Count how many lines contain the word "renkli". Please give only the number.

[start of STORED RECORDS]

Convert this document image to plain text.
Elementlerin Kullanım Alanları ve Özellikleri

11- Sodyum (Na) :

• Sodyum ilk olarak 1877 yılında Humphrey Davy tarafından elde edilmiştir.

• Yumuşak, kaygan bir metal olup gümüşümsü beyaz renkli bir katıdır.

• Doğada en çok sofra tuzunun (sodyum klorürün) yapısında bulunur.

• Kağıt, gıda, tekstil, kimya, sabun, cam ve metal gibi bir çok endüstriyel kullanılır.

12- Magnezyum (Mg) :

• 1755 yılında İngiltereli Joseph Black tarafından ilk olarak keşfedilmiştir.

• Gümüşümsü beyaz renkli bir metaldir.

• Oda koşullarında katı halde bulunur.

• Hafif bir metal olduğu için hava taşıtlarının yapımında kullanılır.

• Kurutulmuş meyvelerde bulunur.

[end of STORED RECORDS]

* EXPECTED ANSWER *
2